- [What needs to be done]: Copy out all of the data below with no alterations.

Saved entries:
####################

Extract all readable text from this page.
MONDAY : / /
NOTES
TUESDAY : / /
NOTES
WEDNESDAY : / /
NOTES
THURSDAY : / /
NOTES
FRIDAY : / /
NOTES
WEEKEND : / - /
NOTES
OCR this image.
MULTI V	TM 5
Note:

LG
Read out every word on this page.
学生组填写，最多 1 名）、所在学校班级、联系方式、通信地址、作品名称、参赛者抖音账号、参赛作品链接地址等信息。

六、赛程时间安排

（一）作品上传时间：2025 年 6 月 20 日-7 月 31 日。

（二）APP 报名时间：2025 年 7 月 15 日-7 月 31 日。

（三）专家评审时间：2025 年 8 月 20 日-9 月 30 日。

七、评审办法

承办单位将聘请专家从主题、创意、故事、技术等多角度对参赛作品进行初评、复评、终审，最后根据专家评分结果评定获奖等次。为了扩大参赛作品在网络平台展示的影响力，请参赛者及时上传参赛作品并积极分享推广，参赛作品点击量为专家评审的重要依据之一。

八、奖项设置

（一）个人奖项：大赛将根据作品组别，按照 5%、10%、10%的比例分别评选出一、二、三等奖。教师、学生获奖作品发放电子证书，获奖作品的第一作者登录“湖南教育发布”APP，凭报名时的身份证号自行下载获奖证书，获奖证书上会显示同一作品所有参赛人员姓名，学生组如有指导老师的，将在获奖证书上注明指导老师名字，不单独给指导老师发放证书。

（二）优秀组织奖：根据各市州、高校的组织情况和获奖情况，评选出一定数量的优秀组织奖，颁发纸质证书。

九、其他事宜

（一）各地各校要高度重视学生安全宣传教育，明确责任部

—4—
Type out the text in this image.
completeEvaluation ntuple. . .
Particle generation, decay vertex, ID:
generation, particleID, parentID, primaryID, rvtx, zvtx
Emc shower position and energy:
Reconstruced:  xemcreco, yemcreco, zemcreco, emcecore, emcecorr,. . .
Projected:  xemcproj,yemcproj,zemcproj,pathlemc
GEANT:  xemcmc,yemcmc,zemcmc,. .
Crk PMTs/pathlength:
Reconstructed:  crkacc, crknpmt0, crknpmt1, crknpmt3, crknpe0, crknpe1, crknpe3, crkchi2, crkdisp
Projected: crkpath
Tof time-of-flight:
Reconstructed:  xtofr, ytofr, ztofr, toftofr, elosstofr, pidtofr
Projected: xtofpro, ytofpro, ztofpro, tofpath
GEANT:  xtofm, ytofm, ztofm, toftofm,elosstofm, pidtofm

####################

- [Reply]:
Extract all readable text from this page.
MONDAY : / /
NOTES
TUESDAY : / /
NOTES
WEDNESDAY : / /
NOTES
THURSDAY : / /
NOTES
FRIDAY : / /
NOTES
WEEKEND : / - /
NOTES
OCR this image.
MULTI V	TM 5
Note:

LG
Read out every word on this page.
学生组填写，最多 1 名）、所在学校班级、联系方式、通信地址、作品名称、参赛者抖音账号、参赛作品链接地址等信息。

六、赛程时间安排

（一）作品上传时间：2025 年 6 月 20 日-7 月 31 日。

（二）APP 报名时间：2025 年 7 月 15 日-7 月 31 日。

（三）专家评审时间：2025 年 8 月 20 日-9 月 30 日。

七、评审办法

承办单位将聘请专家从主题、创意、故事、技术等多角度对参赛作品进行初评、复评、终审，最后根据专家评分结果评定获奖等次。为了扩大参赛作品在网络平台展示的影响力，请参赛者及时上传参赛作品并积极分享推广，参赛作品点击量为专家评审的重要依据之一。

八、奖项设置

（一）个人奖项：大赛将根据作品组别，按照 5%、10%、10%的比例分别评选出一、二、三等奖。教师、学生获奖作品发放电子证书，获奖作品的第一作者登录“湖南教育发布”APP，凭报名时的身份证号自行下载获奖证书，获奖证书上会显示同一作品所有参赛人员姓名，学生组如有指导老师的，将在获奖证书上注明指导老师名字，不单独给指导老师发放证书。

（二）优秀组织奖：根据各市州、高校的组织情况和获奖情况，评选出一定数量的优秀组织奖，颁发纸质证书。

九、其他事宜

（一）各地各校要高度重视学生安全宣传教育，明确责任部

—4—
Type out the text in this image.
completeEvaluation ntuple. . .
Particle generation, decay vertex, ID:
generation, particleID, parentID, primaryID, rvtx, zvtx
Emc shower position and energy:
Reconstruced:  xemcreco, yemcreco, zemcreco, emcecore, emcecorr,. . .
Projected:  xemcproj,yemcproj,zemcproj,pathlemc
GEANT:  xemcmc,yemcmc,zemcmc,. .
Crk PMTs/pathlength:
Reconstructed:  crkacc, crknpmt0, crknpmt1, crknpmt3, crknpe0, crknpe1, crknpe3, crkchi2, crkdisp
Projected: crkpath
Tof time-of-flight:
Reconstructed:  xtofr, ytofr, ztofr, toftofr, elosstofr, pidtofr
Projected: xtofpro, ytofpro, ztofpro, tofpath
GEANT:  xtofm, ytofm, ztofm, toftofm,elosstofm, pidtofm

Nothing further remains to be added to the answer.